__Exercise input__.

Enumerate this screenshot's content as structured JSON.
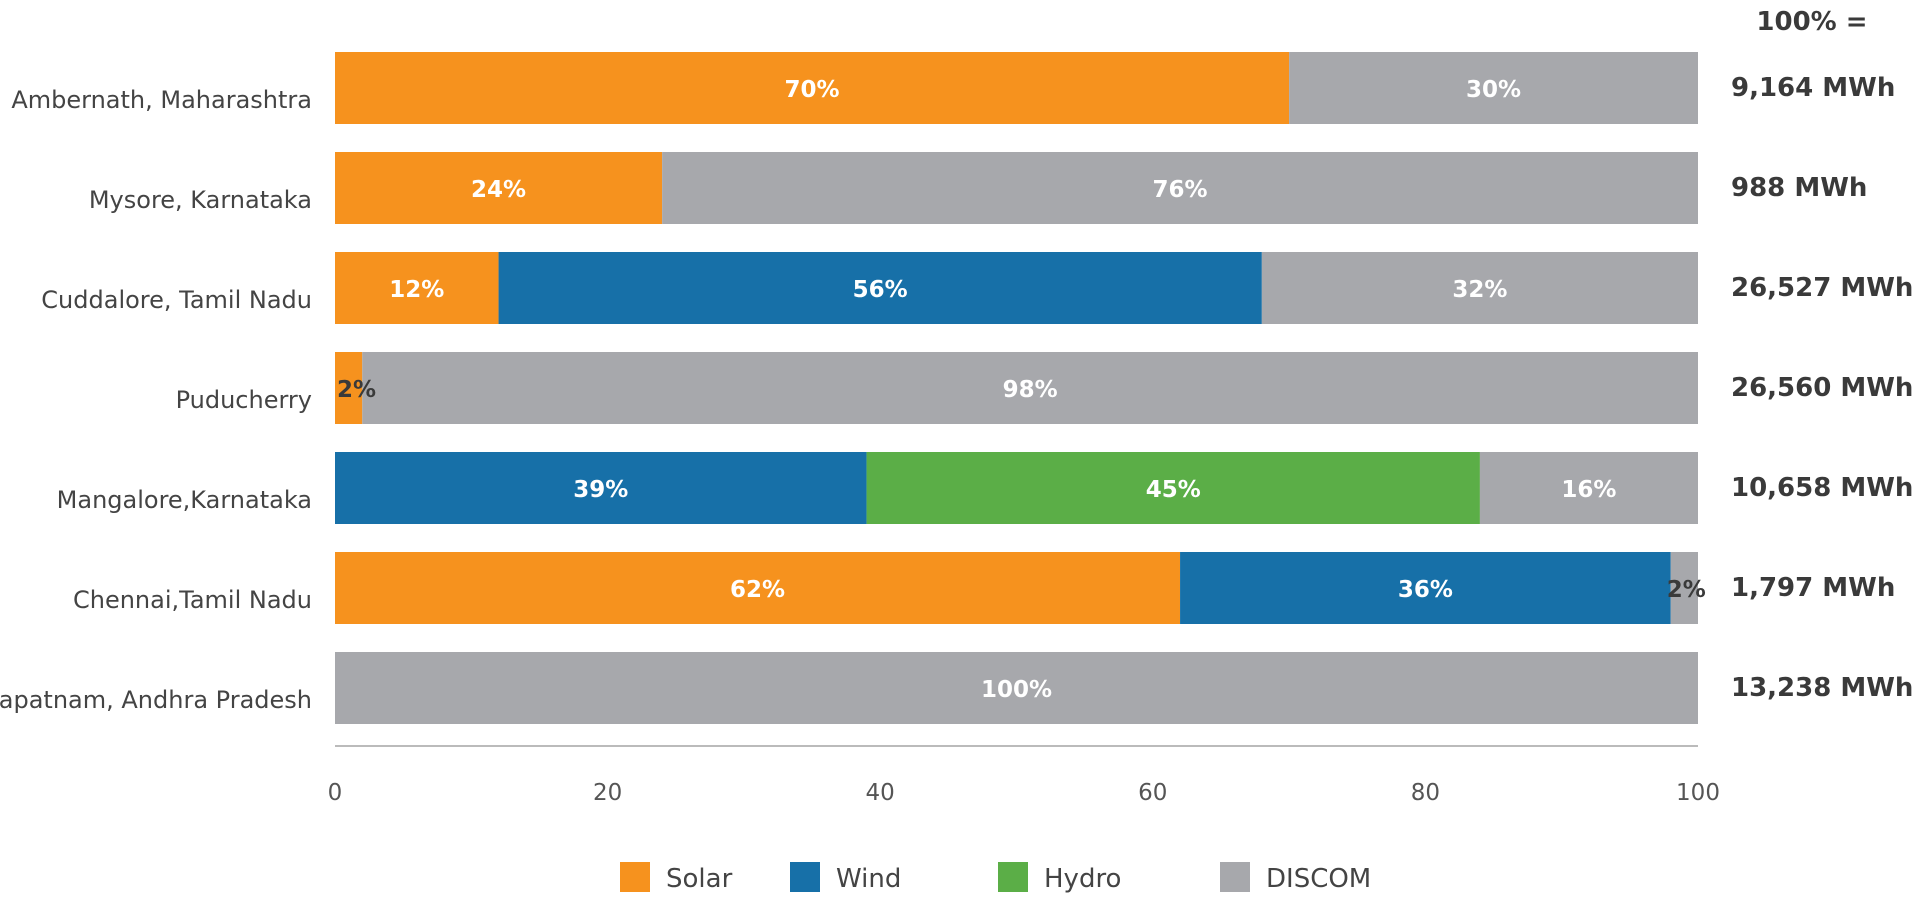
{
  "chart_data": {
    "type": "bar",
    "orientation": "horizontal",
    "stacked": true,
    "xlim": [
      0,
      100
    ],
    "x_ticks": [
      "0",
      "20",
      "40",
      "60",
      "80",
      "100"
    ],
    "grid": false,
    "legend_position": "bottom",
    "total_header": "100% =",
    "categories": [
      "Ambernath, Maharashtra",
      "Mysore, Karnataka",
      "Cuddalore, Tamil Nadu",
      "Puducherry",
      "Mangalore,Karnataka",
      "Chennai,Tamil Nadu",
      "apatnam, Andhra Pradesh"
    ],
    "totals": [
      "9,164 MWh",
      "988 MWh",
      "26,527 MWh",
      "26,560 MWh",
      "10,658 MWh",
      "1,797 MWh",
      "13,238 MWh"
    ],
    "series": [
      {
        "name": "Solar",
        "color": "#F6921E",
        "values": [
          70,
          24,
          12,
          2,
          0,
          62,
          0
        ],
        "labels": [
          "70%",
          "24%",
          "12%",
          "2%",
          "",
          "62%",
          ""
        ]
      },
      {
        "name": "Wind",
        "color": "#1770A8",
        "values": [
          0,
          0,
          56,
          0,
          39,
          36,
          0
        ],
        "labels": [
          "",
          "",
          "56%",
          "",
          "39%",
          "36%",
          ""
        ]
      },
      {
        "name": "Hydro",
        "color": "#5BAE47",
        "values": [
          0,
          0,
          0,
          0,
          45,
          0,
          0
        ],
        "labels": [
          "",
          "",
          "",
          "",
          "45%",
          "",
          ""
        ]
      },
      {
        "name": "DISCOM",
        "color": "#A7A8AC",
        "values": [
          30,
          76,
          32,
          98,
          16,
          2,
          100
        ],
        "labels": [
          "30%",
          "76%",
          "32%",
          "98%",
          "16%",
          "2%",
          "100%"
        ]
      }
    ]
  }
}
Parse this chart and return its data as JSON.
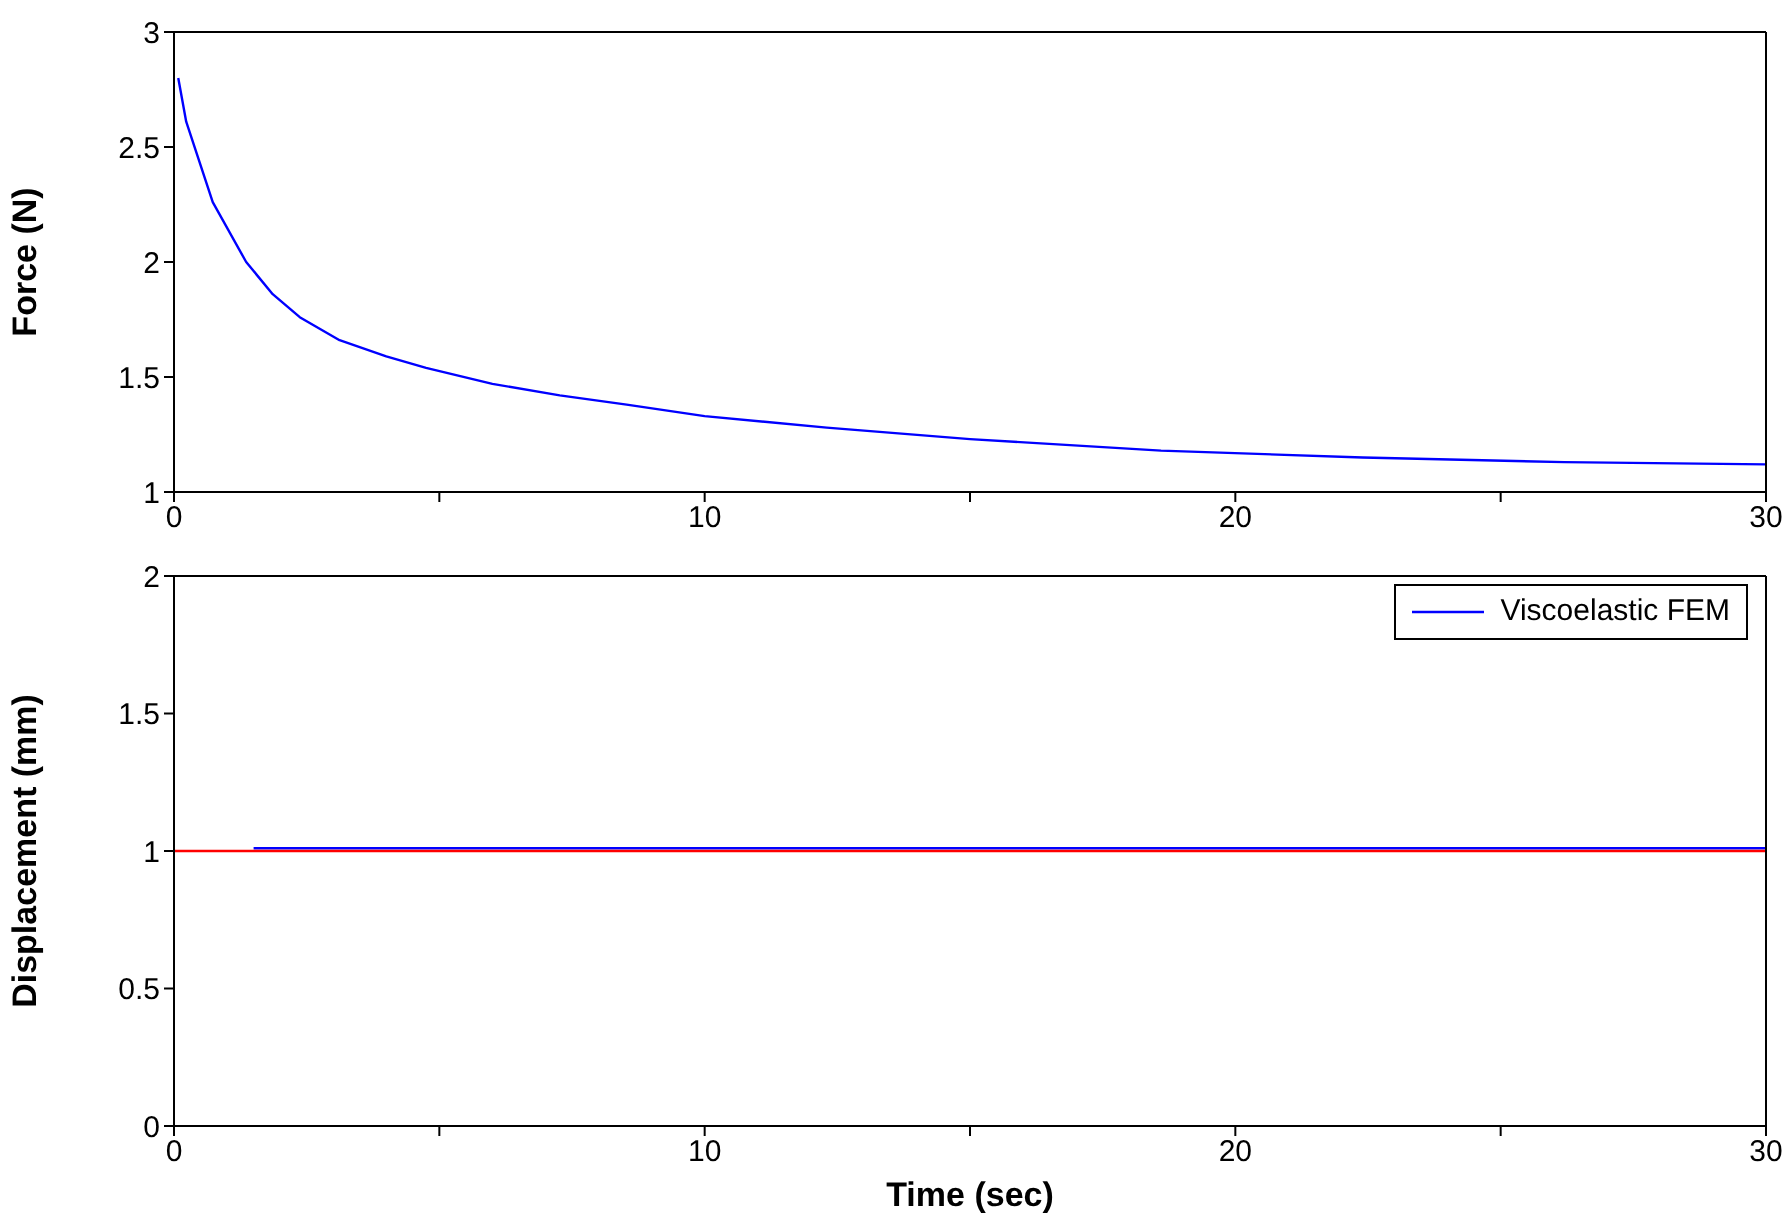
{
  "chart_data": [
    {
      "type": "line",
      "ylabel": "Force (N)",
      "xlim": [
        0,
        30
      ],
      "ylim": [
        1,
        3
      ],
      "xticks": [
        0,
        {
          "value": 5,
          "label": null
        },
        10,
        {
          "value": 15,
          "label": null
        },
        20,
        {
          "value": 25,
          "label": null
        },
        30
      ],
      "yticks": [
        1,
        1.5,
        2,
        2.5,
        3
      ],
      "legend": false,
      "marker": "none",
      "line_style": "solid",
      "series": [
        {
          "color": "#0000ff",
          "x": [
            0.08,
            0.23,
            0.73,
            1.36,
            1.86,
            2.37,
            3.12,
            4.0,
            4.75,
            6.0,
            7.27,
            8.53,
            10.0,
            12.3,
            15.0,
            18.6,
            22.4,
            26.2,
            30
          ],
          "values": [
            2.8,
            2.61,
            2.26,
            2.0,
            1.86,
            1.76,
            1.66,
            1.59,
            1.54,
            1.47,
            1.42,
            1.38,
            1.33,
            1.28,
            1.23,
            1.18,
            1.15,
            1.13,
            1.12
          ]
        }
      ]
    },
    {
      "type": "line",
      "xlabel": "Time (sec)",
      "ylabel": "Displacement (mm)",
      "xlim": [
        0,
        30
      ],
      "ylim": [
        0,
        2
      ],
      "xticks": [
        0,
        {
          "value": 5,
          "label": null
        },
        10,
        {
          "value": 15,
          "label": null
        },
        20,
        {
          "value": 25,
          "label": null
        },
        30
      ],
      "yticks": [
        0,
        0.5,
        1,
        1.5,
        2
      ],
      "legend": "top right",
      "marker": "none",
      "line_style": "solid",
      "series": [
        {
          "name": "Viscoelastic FEM",
          "color": "#0000ff",
          "x": [
            1.5,
            30
          ],
          "values": [
            1.01,
            1.01
          ]
        },
        {
          "color": "#ff0000",
          "x": [
            0,
            30
          ],
          "values": [
            1,
            1
          ]
        }
      ]
    }
  ]
}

__What the task asks__. Leave out the pictures and retype every line above exactly.

__Output for this task__.
Enumerate this screenshot's content as structured JSON.
{
  "chart_data": {
    "type": "bar",
    "orientation": "horizontal",
    "stacked": true,
    "xlim": [
      0,
      100
    ],
    "x_ticks": [
      "0",
      "20",
      "40",
      "60",
      "80",
      "100"
    ],
    "grid": false,
    "legend_position": "bottom",
    "total_header": "100% =",
    "categories": [
      "Ambernath, Maharashtra",
      "Mysore, Karnataka",
      "Cuddalore, Tamil Nadu",
      "Puducherry",
      "Mangalore,Karnataka",
      "Chennai,Tamil Nadu",
      "apatnam, Andhra Pradesh"
    ],
    "totals": [
      "9,164 MWh",
      "988 MWh",
      "26,527 MWh",
      "26,560 MWh",
      "10,658 MWh",
      "1,797 MWh",
      "13,238 MWh"
    ],
    "series": [
      {
        "name": "Solar",
        "color": "#F6921E",
        "values": [
          70,
          24,
          12,
          2,
          0,
          62,
          0
        ],
        "labels": [
          "70%",
          "24%",
          "12%",
          "2%",
          "",
          "62%",
          ""
        ]
      },
      {
        "name": "Wind",
        "color": "#1770A8",
        "values": [
          0,
          0,
          56,
          0,
          39,
          36,
          0
        ],
        "labels": [
          "",
          "",
          "56%",
          "",
          "39%",
          "36%",
          ""
        ]
      },
      {
        "name": "Hydro",
        "color": "#5BAE47",
        "values": [
          0,
          0,
          0,
          0,
          45,
          0,
          0
        ],
        "labels": [
          "",
          "",
          "",
          "",
          "45%",
          "",
          ""
        ]
      },
      {
        "name": "DISCOM",
        "color": "#A7A8AC",
        "values": [
          30,
          76,
          32,
          98,
          16,
          2,
          100
        ],
        "labels": [
          "30%",
          "76%",
          "32%",
          "98%",
          "16%",
          "2%",
          "100%"
        ]
      }
    ]
  }
}
Parse this chart and return its data as JSON.
{
  "chart_data": [
    {
      "type": "line",
      "ylabel": "Force (N)",
      "xlim": [
        0,
        30
      ],
      "ylim": [
        1,
        3
      ],
      "xticks": [
        0,
        {
          "value": 5,
          "label": null
        },
        10,
        {
          "value": 15,
          "label": null
        },
        20,
        {
          "value": 25,
          "label": null
        },
        30
      ],
      "yticks": [
        1,
        1.5,
        2,
        2.5,
        3
      ],
      "legend": false,
      "marker": "none",
      "line_style": "solid",
      "series": [
        {
          "color": "#0000ff",
          "x": [
            0.08,
            0.23,
            0.73,
            1.36,
            1.86,
            2.37,
            3.12,
            4.0,
            4.75,
            6.0,
            7.27,
            8.53,
            10.0,
            12.3,
            15.0,
            18.6,
            22.4,
            26.2,
            30
          ],
          "values": [
            2.8,
            2.61,
            2.26,
            2.0,
            1.86,
            1.76,
            1.66,
            1.59,
            1.54,
            1.47,
            1.42,
            1.38,
            1.33,
            1.28,
            1.23,
            1.18,
            1.15,
            1.13,
            1.12
          ]
        }
      ]
    },
    {
      "type": "line",
      "xlabel": "Time (sec)",
      "ylabel": "Displacement (mm)",
      "xlim": [
        0,
        30
      ],
      "ylim": [
        0,
        2
      ],
      "xticks": [
        0,
        {
          "value": 5,
          "label": null
        },
        10,
        {
          "value": 15,
          "label": null
        },
        20,
        {
          "value": 25,
          "label": null
        },
        30
      ],
      "yticks": [
        0,
        0.5,
        1,
        1.5,
        2
      ],
      "legend": "top right",
      "marker": "none",
      "line_style": "solid",
      "series": [
        {
          "name": "Viscoelastic FEM",
          "color": "#0000ff",
          "x": [
            1.5,
            30
          ],
          "values": [
            1.01,
            1.01
          ]
        },
        {
          "color": "#ff0000",
          "x": [
            0,
            30
          ],
          "values": [
            1,
            1
          ]
        }
      ]
    }
  ]
}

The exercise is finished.